Material supplied:

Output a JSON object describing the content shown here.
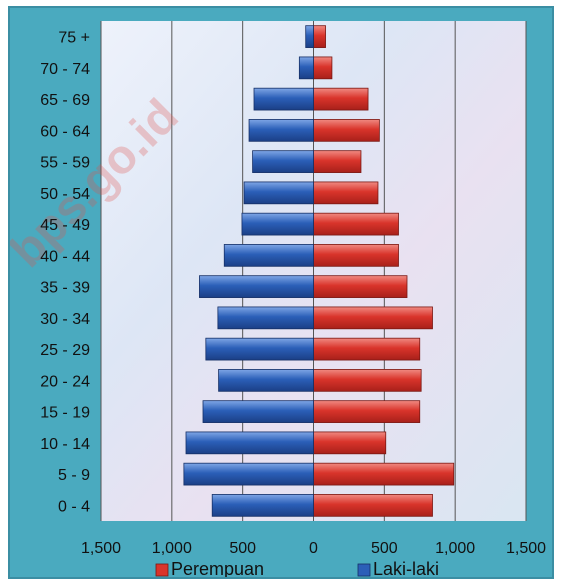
{
  "chart_data": {
    "type": "bar",
    "orientation": "horizontal",
    "title": "",
    "categories": [
      "0 - 4",
      "5  - 9",
      "10 - 14",
      "15 - 19",
      "20 - 24",
      "25 - 29",
      "30 - 34",
      "35 - 39",
      "40 - 44",
      "45 - 49",
      "50 - 54",
      "55 - 59",
      "60 - 64",
      "65 - 69",
      "70 - 74",
      "75 +"
    ],
    "series": [
      {
        "name": "Perempuan",
        "color": "#d9342b",
        "values": [
          840,
          990,
          510,
          750,
          760,
          750,
          840,
          660,
          600,
          600,
          455,
          335,
          465,
          385,
          130,
          85
        ]
      },
      {
        "name": "Laki-laki",
        "color": "#2b5fb8",
        "values": [
          715,
          915,
          900,
          780,
          670,
          760,
          675,
          805,
          630,
          505,
          490,
          430,
          455,
          420,
          100,
          55
        ]
      }
    ],
    "x_tick_labels": [
      "1,500",
      "1,000",
      "500",
      "0",
      "500",
      "1,000",
      "1,500"
    ],
    "xlim": [
      -1500,
      1500
    ],
    "grid": true,
    "legend_position": "bottom",
    "watermark_text": "bps.go.id"
  }
}
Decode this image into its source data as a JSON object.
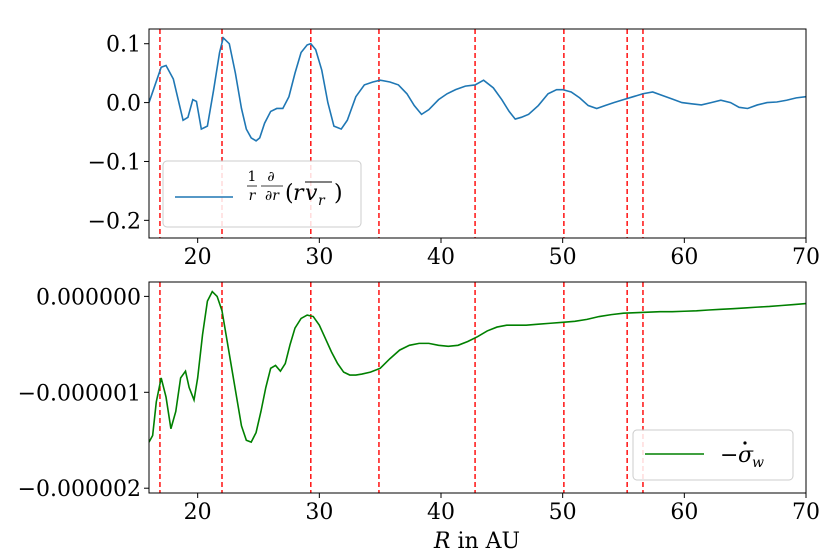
{
  "chart_data": [
    {
      "type": "line",
      "panel": "top",
      "xlim": [
        16,
        70
      ],
      "ylim": [
        -0.23,
        0.125
      ],
      "xticks": [
        20,
        30,
        40,
        50,
        60,
        70
      ],
      "xtick_labels": [
        "20",
        "30",
        "40",
        "50",
        "60",
        "70"
      ],
      "yticks": [
        0.1,
        0.0,
        -0.1,
        -0.2
      ],
      "ytick_labels": [
        "0.1",
        "0.0",
        "−0.1",
        "−0.2"
      ],
      "vlines": [
        16.9,
        22.0,
        29.3,
        34.9,
        42.8,
        50.1,
        55.3,
        56.6
      ],
      "vline_color": "#ff0000",
      "legend_position": "lower-left",
      "series": [
        {
          "name": "1/r ∂/∂r (r v̄_r)",
          "color": "#1f77b4",
          "x": [
            16.0,
            16.5,
            17.0,
            17.4,
            18.0,
            18.4,
            18.8,
            19.2,
            19.6,
            19.9,
            20.3,
            20.8,
            21.3,
            21.8,
            22.1,
            22.6,
            23.1,
            23.6,
            24.0,
            24.4,
            24.8,
            25.1,
            25.5,
            26.0,
            26.5,
            27.0,
            27.5,
            28.0,
            28.5,
            29.0,
            29.3,
            29.7,
            30.2,
            30.7,
            31.2,
            31.8,
            32.3,
            33.0,
            33.7,
            34.4,
            35.0,
            35.8,
            36.5,
            37.2,
            37.8,
            38.4,
            39.0,
            39.8,
            40.5,
            41.2,
            42.0,
            42.8,
            43.5,
            44.3,
            45.0,
            45.6,
            46.1,
            46.6,
            47.2,
            48.0,
            48.8,
            49.5,
            50.0,
            50.7,
            51.4,
            52.1,
            52.8,
            53.5,
            54.2,
            55.0,
            55.8,
            56.6,
            57.4,
            58.2,
            59.0,
            59.8,
            60.6,
            61.4,
            62.2,
            63.0,
            63.8,
            64.5,
            65.2,
            66.0,
            66.8,
            67.6,
            68.4,
            69.2,
            70.0
          ],
          "y": [
            0.0,
            0.03,
            0.06,
            0.063,
            0.04,
            0.005,
            -0.03,
            -0.025,
            0.005,
            0.002,
            -0.045,
            -0.04,
            0.02,
            0.085,
            0.11,
            0.1,
            0.05,
            -0.01,
            -0.045,
            -0.06,
            -0.065,
            -0.06,
            -0.035,
            -0.015,
            -0.01,
            -0.01,
            0.01,
            0.05,
            0.085,
            0.098,
            0.1,
            0.09,
            0.055,
            0.0,
            -0.04,
            -0.045,
            -0.03,
            0.01,
            0.03,
            0.035,
            0.038,
            0.035,
            0.03,
            0.015,
            -0.005,
            -0.02,
            -0.012,
            0.005,
            0.015,
            0.022,
            0.028,
            0.03,
            0.038,
            0.025,
            0.005,
            -0.015,
            -0.028,
            -0.025,
            -0.02,
            -0.005,
            0.015,
            0.022,
            0.022,
            0.018,
            0.008,
            -0.005,
            -0.01,
            -0.005,
            0.0,
            0.005,
            0.01,
            0.015,
            0.018,
            0.012,
            0.006,
            0.0,
            -0.002,
            -0.004,
            0.0,
            0.004,
            0.0,
            -0.008,
            -0.01,
            -0.004,
            0.0,
            0.001,
            0.004,
            0.008,
            0.01
          ]
        }
      ]
    },
    {
      "type": "line",
      "panel": "bottom",
      "xlim": [
        16,
        70
      ],
      "ylim": [
        -2.05e-06,
        1.5e-07
      ],
      "xticks": [
        20,
        30,
        40,
        50,
        60,
        70
      ],
      "xtick_labels": [
        "20",
        "30",
        "40",
        "50",
        "60",
        "70"
      ],
      "yticks": [
        0.0,
        -1e-06,
        -2e-06
      ],
      "ytick_labels": [
        "0.000000",
        "−0.000001",
        "−0.000002"
      ],
      "xlabel": "R in AU",
      "vlines": [
        16.9,
        22.0,
        29.3,
        34.9,
        42.8,
        50.1,
        55.3,
        56.6
      ],
      "vline_color": "#ff0000",
      "legend_position": "lower-right",
      "series": [
        {
          "name": "−σ̇_w",
          "color": "#008000",
          "x": [
            16.0,
            16.3,
            16.6,
            17.0,
            17.4,
            17.8,
            18.2,
            18.6,
            19.0,
            19.3,
            19.7,
            20.0,
            20.4,
            20.8,
            21.2,
            21.6,
            22.0,
            22.4,
            22.8,
            23.2,
            23.6,
            24.0,
            24.4,
            24.8,
            25.2,
            25.6,
            26.0,
            26.4,
            26.8,
            27.2,
            27.6,
            28.0,
            28.5,
            29.0,
            29.5,
            30.0,
            30.5,
            31.0,
            31.5,
            32.0,
            32.5,
            33.0,
            33.5,
            34.2,
            35.0,
            35.8,
            36.6,
            37.4,
            38.2,
            39.0,
            39.8,
            40.6,
            41.4,
            42.2,
            43.0,
            43.8,
            44.6,
            45.4,
            46.2,
            47.0,
            48.0,
            49.0,
            50.0,
            51.0,
            52.0,
            53.0,
            54.0,
            55.0,
            56.0,
            57.0,
            58.0,
            59.0,
            60.0,
            61.0,
            62.0,
            63.0,
            64.0,
            65.0,
            66.0,
            67.0,
            68.0,
            69.0,
            70.0
          ],
          "y": [
            -1.52e-06,
            -1.45e-06,
            -1.1e-06,
            -8.5e-07,
            -1.05e-06,
            -1.38e-06,
            -1.2e-06,
            -8.5e-07,
            -7.8e-07,
            -9.5e-07,
            -1.08e-06,
            -8.5e-07,
            -4e-07,
            -5e-08,
            5e-08,
            0.0,
            -1.5e-07,
            -4.5e-07,
            -7.5e-07,
            -1.05e-06,
            -1.35e-06,
            -1.5e-06,
            -1.52e-06,
            -1.42e-06,
            -1.2e-06,
            -9.5e-07,
            -7.5e-07,
            -7.2e-07,
            -7.8e-07,
            -7e-07,
            -5e-07,
            -3.3e-07,
            -2.3e-07,
            -1.95e-07,
            -2.1e-07,
            -3e-07,
            -4.4e-07,
            -5.8e-07,
            -7e-07,
            -7.9e-07,
            -8.2e-07,
            -8.2e-07,
            -8.1e-07,
            -7.9e-07,
            -7.5e-07,
            -6.5e-07,
            -5.6e-07,
            -5.1e-07,
            -4.9e-07,
            -4.9e-07,
            -5.1e-07,
            -5.2e-07,
            -5.1e-07,
            -4.7e-07,
            -4.2e-07,
            -3.6e-07,
            -3.2e-07,
            -3e-07,
            -3e-07,
            -3e-07,
            -2.9e-07,
            -2.8e-07,
            -2.7e-07,
            -2.6e-07,
            -2.4e-07,
            -2.1e-07,
            -1.9e-07,
            -1.75e-07,
            -1.7e-07,
            -1.65e-07,
            -1.6e-07,
            -1.6e-07,
            -1.55e-07,
            -1.5e-07,
            -1.42e-07,
            -1.35e-07,
            -1.28e-07,
            -1.2e-07,
            -1.12e-07,
            -1.05e-07,
            -9.5e-08,
            -8.5e-08,
            -7.5e-08
          ]
        }
      ]
    }
  ]
}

Problem statement: From the listing above, pick out each line where the word "bottom" appears.

Solution to this problem:
    "legend_position": "bottom",
      "panel": "bottom",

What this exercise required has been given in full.